(Stored entries)
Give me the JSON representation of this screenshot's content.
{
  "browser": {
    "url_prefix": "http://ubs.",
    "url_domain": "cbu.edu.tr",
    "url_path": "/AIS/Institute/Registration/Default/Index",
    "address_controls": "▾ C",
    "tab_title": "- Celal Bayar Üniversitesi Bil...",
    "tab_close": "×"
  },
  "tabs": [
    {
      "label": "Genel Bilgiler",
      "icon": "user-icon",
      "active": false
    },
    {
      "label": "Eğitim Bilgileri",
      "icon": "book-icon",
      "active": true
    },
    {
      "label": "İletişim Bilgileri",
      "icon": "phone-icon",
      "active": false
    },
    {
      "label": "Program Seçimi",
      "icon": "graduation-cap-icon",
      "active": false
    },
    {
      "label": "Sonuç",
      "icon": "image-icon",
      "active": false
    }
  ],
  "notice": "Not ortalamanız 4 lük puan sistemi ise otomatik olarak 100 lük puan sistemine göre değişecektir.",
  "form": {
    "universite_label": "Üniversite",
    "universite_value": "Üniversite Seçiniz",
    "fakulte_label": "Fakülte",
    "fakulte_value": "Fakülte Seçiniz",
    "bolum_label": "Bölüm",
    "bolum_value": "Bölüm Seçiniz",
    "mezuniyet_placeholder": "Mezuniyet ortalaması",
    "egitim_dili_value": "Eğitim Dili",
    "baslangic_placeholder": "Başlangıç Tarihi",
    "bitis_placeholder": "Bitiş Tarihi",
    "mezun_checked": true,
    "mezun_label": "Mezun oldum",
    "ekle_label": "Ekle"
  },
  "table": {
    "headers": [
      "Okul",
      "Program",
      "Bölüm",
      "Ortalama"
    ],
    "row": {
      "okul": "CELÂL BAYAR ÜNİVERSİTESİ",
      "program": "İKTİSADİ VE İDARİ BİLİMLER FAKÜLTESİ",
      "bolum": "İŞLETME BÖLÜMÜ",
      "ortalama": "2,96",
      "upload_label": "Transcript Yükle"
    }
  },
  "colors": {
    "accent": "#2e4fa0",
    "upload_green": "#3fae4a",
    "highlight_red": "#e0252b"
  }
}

▸ **Exercise**:
Recite the full listing above exactly.

▸ **Response**:
Give me the JSON representation of this screenshot's content.
{
  "browser": {
    "url_prefix": "http://ubs.",
    "url_domain": "cbu.edu.tr",
    "url_path": "/AIS/Institute/Registration/Default/Index",
    "address_controls": "▾ C",
    "tab_title": "- Celal Bayar Üniversitesi Bil...",
    "tab_close": "×"
  },
  "tabs": [
    {
      "label": "Genel Bilgiler",
      "icon": "user-icon",
      "active": false
    },
    {
      "label": "Eğitim Bilgileri",
      "icon": "book-icon",
      "active": true
    },
    {
      "label": "İletişim Bilgileri",
      "icon": "phone-icon",
      "active": false
    },
    {
      "label": "Program Seçimi",
      "icon": "graduation-cap-icon",
      "active": false
    },
    {
      "label": "Sonuç",
      "icon": "image-icon",
      "active": false
    }
  ],
  "notice": "Not ortalamanız 4 lük puan sistemi ise otomatik olarak 100 lük puan sistemine göre değişecektir.",
  "form": {
    "universite_label": "Üniversite",
    "universite_value": "Üniversite Seçiniz",
    "fakulte_label": "Fakülte",
    "fakulte_value": "Fakülte Seçiniz",
    "bolum_label": "Bölüm",
    "bolum_value": "Bölüm Seçiniz",
    "mezuniyet_placeholder": "Mezuniyet ortalaması",
    "egitim_dili_value": "Eğitim Dili",
    "baslangic_placeholder": "Başlangıç Tarihi",
    "bitis_placeholder": "Bitiş Tarihi",
    "mezun_checked": true,
    "mezun_label": "Mezun oldum",
    "ekle_label": "Ekle"
  },
  "table": {
    "headers": [
      "Okul",
      "Program",
      "Bölüm",
      "Ortalama"
    ],
    "row": {
      "okul": "CELÂL BAYAR ÜNİVERSİTESİ",
      "program": "İKTİSADİ VE İDARİ BİLİMLER FAKÜLTESİ",
      "bolum": "İŞLETME BÖLÜMÜ",
      "ortalama": "2,96",
      "upload_label": "Transcript Yükle"
    }
  },
  "colors": {
    "accent": "#2e4fa0",
    "upload_green": "#3fae4a",
    "highlight_red": "#e0252b"
  }
}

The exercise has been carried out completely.